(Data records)

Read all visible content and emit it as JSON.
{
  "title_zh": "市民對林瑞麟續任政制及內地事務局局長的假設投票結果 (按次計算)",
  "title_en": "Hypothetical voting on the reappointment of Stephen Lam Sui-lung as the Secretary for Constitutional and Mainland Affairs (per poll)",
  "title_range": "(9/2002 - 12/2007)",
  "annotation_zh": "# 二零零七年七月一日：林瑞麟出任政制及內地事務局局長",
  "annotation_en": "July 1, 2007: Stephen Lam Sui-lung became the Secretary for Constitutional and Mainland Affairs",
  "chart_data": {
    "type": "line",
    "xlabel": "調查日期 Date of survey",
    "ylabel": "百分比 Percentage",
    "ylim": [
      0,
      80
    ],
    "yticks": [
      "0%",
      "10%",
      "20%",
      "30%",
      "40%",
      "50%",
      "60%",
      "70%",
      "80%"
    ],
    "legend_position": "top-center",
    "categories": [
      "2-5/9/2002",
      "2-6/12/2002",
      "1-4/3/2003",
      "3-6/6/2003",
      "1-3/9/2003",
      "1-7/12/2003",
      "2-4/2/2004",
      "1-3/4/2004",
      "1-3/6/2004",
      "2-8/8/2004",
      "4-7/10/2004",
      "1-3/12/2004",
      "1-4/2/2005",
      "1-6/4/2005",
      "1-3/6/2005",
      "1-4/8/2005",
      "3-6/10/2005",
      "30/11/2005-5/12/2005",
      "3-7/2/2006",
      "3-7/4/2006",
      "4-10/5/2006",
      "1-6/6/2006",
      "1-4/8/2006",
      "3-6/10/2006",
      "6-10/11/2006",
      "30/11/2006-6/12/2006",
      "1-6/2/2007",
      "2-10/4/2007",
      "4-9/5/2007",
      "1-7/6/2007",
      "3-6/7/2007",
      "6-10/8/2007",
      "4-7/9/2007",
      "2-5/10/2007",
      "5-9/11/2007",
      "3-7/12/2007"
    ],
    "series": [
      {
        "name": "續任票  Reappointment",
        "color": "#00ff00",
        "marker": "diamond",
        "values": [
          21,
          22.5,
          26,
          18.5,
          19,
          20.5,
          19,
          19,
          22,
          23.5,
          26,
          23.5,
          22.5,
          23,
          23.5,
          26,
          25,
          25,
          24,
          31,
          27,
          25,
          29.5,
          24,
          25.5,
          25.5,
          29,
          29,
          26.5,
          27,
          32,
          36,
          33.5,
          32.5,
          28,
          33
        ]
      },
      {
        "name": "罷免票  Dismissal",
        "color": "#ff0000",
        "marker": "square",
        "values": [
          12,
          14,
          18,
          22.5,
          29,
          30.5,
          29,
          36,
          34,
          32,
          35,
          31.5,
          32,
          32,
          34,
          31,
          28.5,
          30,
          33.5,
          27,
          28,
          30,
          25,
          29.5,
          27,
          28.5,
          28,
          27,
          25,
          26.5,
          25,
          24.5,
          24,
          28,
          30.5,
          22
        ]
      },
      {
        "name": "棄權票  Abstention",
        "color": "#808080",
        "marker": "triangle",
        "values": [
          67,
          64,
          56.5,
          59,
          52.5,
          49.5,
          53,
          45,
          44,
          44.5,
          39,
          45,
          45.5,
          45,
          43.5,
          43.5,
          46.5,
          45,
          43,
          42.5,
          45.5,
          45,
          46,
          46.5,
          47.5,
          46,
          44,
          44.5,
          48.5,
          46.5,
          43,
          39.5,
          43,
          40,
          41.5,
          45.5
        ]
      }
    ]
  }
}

**WRITTEN TASK**
Reproduce each entry above exactly, keeping every word.

**COMPLETE OUTPUT**
Read all visible content and emit it as JSON.
{
  "title_zh": "市民對林瑞麟續任政制及內地事務局局長的假設投票結果 (按次計算)",
  "title_en": "Hypothetical voting on the reappointment of Stephen Lam Sui-lung as the Secretary for Constitutional and Mainland Affairs (per poll)",
  "title_range": "(9/2002 - 12/2007)",
  "annotation_zh": "# 二零零七年七月一日：林瑞麟出任政制及內地事務局局長",
  "annotation_en": "July 1, 2007: Stephen Lam Sui-lung became the Secretary for Constitutional and Mainland Affairs",
  "chart_data": {
    "type": "line",
    "xlabel": "調查日期 Date of survey",
    "ylabel": "百分比 Percentage",
    "ylim": [
      0,
      80
    ],
    "yticks": [
      "0%",
      "10%",
      "20%",
      "30%",
      "40%",
      "50%",
      "60%",
      "70%",
      "80%"
    ],
    "legend_position": "top-center",
    "categories": [
      "2-5/9/2002",
      "2-6/12/2002",
      "1-4/3/2003",
      "3-6/6/2003",
      "1-3/9/2003",
      "1-7/12/2003",
      "2-4/2/2004",
      "1-3/4/2004",
      "1-3/6/2004",
      "2-8/8/2004",
      "4-7/10/2004",
      "1-3/12/2004",
      "1-4/2/2005",
      "1-6/4/2005",
      "1-3/6/2005",
      "1-4/8/2005",
      "3-6/10/2005",
      "30/11/2005-5/12/2005",
      "3-7/2/2006",
      "3-7/4/2006",
      "4-10/5/2006",
      "1-6/6/2006",
      "1-4/8/2006",
      "3-6/10/2006",
      "6-10/11/2006",
      "30/11/2006-6/12/2006",
      "1-6/2/2007",
      "2-10/4/2007",
      "4-9/5/2007",
      "1-7/6/2007",
      "3-6/7/2007",
      "6-10/8/2007",
      "4-7/9/2007",
      "2-5/10/2007",
      "5-9/11/2007",
      "3-7/12/2007"
    ],
    "series": [
      {
        "name": "續任票  Reappointment",
        "color": "#00ff00",
        "marker": "diamond",
        "values": [
          21,
          22.5,
          26,
          18.5,
          19,
          20.5,
          19,
          19,
          22,
          23.5,
          26,
          23.5,
          22.5,
          23,
          23.5,
          26,
          25,
          25,
          24,
          31,
          27,
          25,
          29.5,
          24,
          25.5,
          25.5,
          29,
          29,
          26.5,
          27,
          32,
          36,
          33.5,
          32.5,
          28,
          33
        ]
      },
      {
        "name": "罷免票  Dismissal",
        "color": "#ff0000",
        "marker": "square",
        "values": [
          12,
          14,
          18,
          22.5,
          29,
          30.5,
          29,
          36,
          34,
          32,
          35,
          31.5,
          32,
          32,
          34,
          31,
          28.5,
          30,
          33.5,
          27,
          28,
          30,
          25,
          29.5,
          27,
          28.5,
          28,
          27,
          25,
          26.5,
          25,
          24.5,
          24,
          28,
          30.5,
          22
        ]
      },
      {
        "name": "棄權票  Abstention",
        "color": "#808080",
        "marker": "triangle",
        "values": [
          67,
          64,
          56.5,
          59,
          52.5,
          49.5,
          53,
          45,
          44,
          44.5,
          39,
          45,
          45.5,
          45,
          43.5,
          43.5,
          46.5,
          45,
          43,
          42.5,
          45.5,
          45,
          46,
          46.5,
          47.5,
          46,
          44,
          44.5,
          48.5,
          46.5,
          43,
          39.5,
          43,
          40,
          41.5,
          45.5
        ]
      }
    ]
  }
}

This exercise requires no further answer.